### STORED DATA
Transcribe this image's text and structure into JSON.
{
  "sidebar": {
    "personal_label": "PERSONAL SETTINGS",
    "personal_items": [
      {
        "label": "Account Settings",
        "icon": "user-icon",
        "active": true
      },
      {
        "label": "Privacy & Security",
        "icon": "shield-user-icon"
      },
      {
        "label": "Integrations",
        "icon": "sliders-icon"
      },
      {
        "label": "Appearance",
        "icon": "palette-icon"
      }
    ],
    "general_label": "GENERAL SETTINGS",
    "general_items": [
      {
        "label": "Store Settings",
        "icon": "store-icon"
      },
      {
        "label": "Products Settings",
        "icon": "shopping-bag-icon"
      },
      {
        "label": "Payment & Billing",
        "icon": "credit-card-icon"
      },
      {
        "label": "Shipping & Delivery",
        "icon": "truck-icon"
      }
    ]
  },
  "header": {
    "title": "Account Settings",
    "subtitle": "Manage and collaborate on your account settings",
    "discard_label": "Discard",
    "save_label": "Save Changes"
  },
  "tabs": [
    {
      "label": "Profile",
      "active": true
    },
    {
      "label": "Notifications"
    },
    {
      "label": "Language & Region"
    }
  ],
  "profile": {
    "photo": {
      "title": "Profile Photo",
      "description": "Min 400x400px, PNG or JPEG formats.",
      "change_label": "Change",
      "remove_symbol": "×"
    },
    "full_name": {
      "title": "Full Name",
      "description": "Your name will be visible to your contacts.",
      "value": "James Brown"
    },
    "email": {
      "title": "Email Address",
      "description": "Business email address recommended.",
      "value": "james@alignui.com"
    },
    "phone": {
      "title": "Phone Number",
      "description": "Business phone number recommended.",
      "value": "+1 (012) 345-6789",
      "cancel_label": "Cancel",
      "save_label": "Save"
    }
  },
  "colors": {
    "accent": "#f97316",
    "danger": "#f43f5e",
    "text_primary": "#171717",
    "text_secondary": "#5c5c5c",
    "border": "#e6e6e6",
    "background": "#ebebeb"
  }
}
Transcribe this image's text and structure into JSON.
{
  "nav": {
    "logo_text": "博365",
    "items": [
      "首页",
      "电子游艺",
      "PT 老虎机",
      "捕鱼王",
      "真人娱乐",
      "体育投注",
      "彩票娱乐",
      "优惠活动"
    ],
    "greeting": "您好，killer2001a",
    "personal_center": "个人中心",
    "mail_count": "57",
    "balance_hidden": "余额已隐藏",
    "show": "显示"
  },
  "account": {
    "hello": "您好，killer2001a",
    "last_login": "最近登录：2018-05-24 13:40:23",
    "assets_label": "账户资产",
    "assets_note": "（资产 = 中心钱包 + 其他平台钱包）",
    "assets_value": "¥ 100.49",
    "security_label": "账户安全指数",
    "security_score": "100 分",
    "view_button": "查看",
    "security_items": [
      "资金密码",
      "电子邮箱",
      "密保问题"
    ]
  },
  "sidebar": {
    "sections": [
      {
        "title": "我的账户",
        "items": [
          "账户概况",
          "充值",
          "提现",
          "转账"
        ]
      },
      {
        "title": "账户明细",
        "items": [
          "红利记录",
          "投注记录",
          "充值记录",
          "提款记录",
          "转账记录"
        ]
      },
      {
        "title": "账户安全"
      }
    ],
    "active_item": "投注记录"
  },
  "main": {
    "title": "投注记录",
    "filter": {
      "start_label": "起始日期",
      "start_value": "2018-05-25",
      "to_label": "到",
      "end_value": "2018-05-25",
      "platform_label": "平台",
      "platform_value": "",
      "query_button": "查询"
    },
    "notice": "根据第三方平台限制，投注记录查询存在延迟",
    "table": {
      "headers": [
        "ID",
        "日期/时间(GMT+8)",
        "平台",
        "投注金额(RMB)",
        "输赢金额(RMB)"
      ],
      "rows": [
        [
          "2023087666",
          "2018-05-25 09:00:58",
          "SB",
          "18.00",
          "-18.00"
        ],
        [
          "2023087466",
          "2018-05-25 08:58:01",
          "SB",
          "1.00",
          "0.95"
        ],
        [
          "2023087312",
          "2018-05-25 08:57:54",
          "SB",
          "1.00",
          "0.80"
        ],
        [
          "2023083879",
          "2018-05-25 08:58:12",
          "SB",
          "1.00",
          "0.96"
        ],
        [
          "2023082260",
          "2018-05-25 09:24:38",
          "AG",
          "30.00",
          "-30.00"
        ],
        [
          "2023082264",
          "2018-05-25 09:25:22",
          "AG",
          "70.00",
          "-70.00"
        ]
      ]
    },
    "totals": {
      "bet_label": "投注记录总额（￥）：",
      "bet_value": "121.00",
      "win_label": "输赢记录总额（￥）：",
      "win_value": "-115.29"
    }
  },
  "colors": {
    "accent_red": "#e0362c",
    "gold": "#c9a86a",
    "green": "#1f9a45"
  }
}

### WRITTEN EXERCISE
Could you transcribe the records in full, exactly?

### ANSWER
Transcribe this image's text and structure into JSON.
{
  "sidebar": {
    "personal_label": "PERSONAL SETTINGS",
    "personal_items": [
      {
        "label": "Account Settings",
        "icon": "user-icon",
        "active": true
      },
      {
        "label": "Privacy & Security",
        "icon": "shield-user-icon"
      },
      {
        "label": "Integrations",
        "icon": "sliders-icon"
      },
      {
        "label": "Appearance",
        "icon": "palette-icon"
      }
    ],
    "general_label": "GENERAL SETTINGS",
    "general_items": [
      {
        "label": "Store Settings",
        "icon": "store-icon"
      },
      {
        "label": "Products Settings",
        "icon": "shopping-bag-icon"
      },
      {
        "label": "Payment & Billing",
        "icon": "credit-card-icon"
      },
      {
        "label": "Shipping & Delivery",
        "icon": "truck-icon"
      }
    ]
  },
  "header": {
    "title": "Account Settings",
    "subtitle": "Manage and collaborate on your account settings",
    "discard_label": "Discard",
    "save_label": "Save Changes"
  },
  "tabs": [
    {
      "label": "Profile",
      "active": true
    },
    {
      "label": "Notifications"
    },
    {
      "label": "Language & Region"
    }
  ],
  "profile": {
    "photo": {
      "title": "Profile Photo",
      "description": "Min 400x400px, PNG or JPEG formats.",
      "change_label": "Change",
      "remove_symbol": "×"
    },
    "full_name": {
      "title": "Full Name",
      "description": "Your name will be visible to your contacts.",
      "value": "James Brown"
    },
    "email": {
      "title": "Email Address",
      "description": "Business email address recommended.",
      "value": "james@alignui.com"
    },
    "phone": {
      "title": "Phone Number",
      "description": "Business phone number recommended.",
      "value": "+1 (012) 345-6789",
      "cancel_label": "Cancel",
      "save_label": "Save"
    }
  },
  "colors": {
    "accent": "#f97316",
    "danger": "#f43f5e",
    "text_primary": "#171717",
    "text_secondary": "#5c5c5c",
    "border": "#e6e6e6",
    "background": "#ebebeb"
  }
}
Transcribe this image's text and structure into JSON.
{
  "nav": {
    "logo_text": "博365",
    "items": [
      "首页",
      "电子游艺",
      "PT 老虎机",
      "捕鱼王",
      "真人娱乐",
      "体育投注",
      "彩票娱乐",
      "优惠活动"
    ],
    "greeting": "您好，killer2001a",
    "personal_center": "个人中心",
    "mail_count": "57",
    "balance_hidden": "余额已隐藏",
    "show": "显示"
  },
  "account": {
    "hello": "您好，killer2001a",
    "last_login": "最近登录：2018-05-24 13:40:23",
    "assets_label": "账户资产",
    "assets_note": "（资产 = 中心钱包 + 其他平台钱包）",
    "assets_value": "¥ 100.49",
    "security_label": "账户安全指数",
    "security_score": "100 分",
    "view_button": "查看",
    "security_items": [
      "资金密码",
      "电子邮箱",
      "密保问题"
    ]
  },
  "sidebar": {
    "sections": [
      {
        "title": "我的账户",
        "items": [
          "账户概况",
          "充值",
          "提现",
          "转账"
        ]
      },
      {
        "title": "账户明细",
        "items": [
          "红利记录",
          "投注记录",
          "充值记录",
          "提款记录",
          "转账记录"
        ]
      },
      {
        "title": "账户安全"
      }
    ],
    "active_item": "投注记录"
  },
  "main": {
    "title": "投注记录",
    "filter": {
      "start_label": "起始日期",
      "start_value": "2018-05-25",
      "to_label": "到",
      "end_value": "2018-05-25",
      "platform_label": "平台",
      "platform_value": "",
      "query_button": "查询"
    },
    "notice": "根据第三方平台限制，投注记录查询存在延迟",
    "table": {
      "headers": [
        "ID",
        "日期/时间(GMT+8)",
        "平台",
        "投注金额(RMB)",
        "输赢金额(RMB)"
      ],
      "rows": [
        [
          "2023087666",
          "2018-05-25 09:00:58",
          "SB",
          "18.00",
          "-18.00"
        ],
        [
          "2023087466",
          "2018-05-25 08:58:01",
          "SB",
          "1.00",
          "0.95"
        ],
        [
          "2023087312",
          "2018-05-25 08:57:54",
          "SB",
          "1.00",
          "0.80"
        ],
        [
          "2023083879",
          "2018-05-25 08:58:12",
          "SB",
          "1.00",
          "0.96"
        ],
        [
          "2023082260",
          "2018-05-25 09:24:38",
          "AG",
          "30.00",
          "-30.00"
        ],
        [
          "2023082264",
          "2018-05-25 09:25:22",
          "AG",
          "70.00",
          "-70.00"
        ]
      ]
    },
    "totals": {
      "bet_label": "投注记录总额（￥）：",
      "bet_value": "121.00",
      "win_label": "输赢记录总额（￥）：",
      "win_value": "-115.29"
    }
  },
  "colors": {
    "accent_red": "#e0362c",
    "gold": "#c9a86a",
    "green": "#1f9a45"
  }
}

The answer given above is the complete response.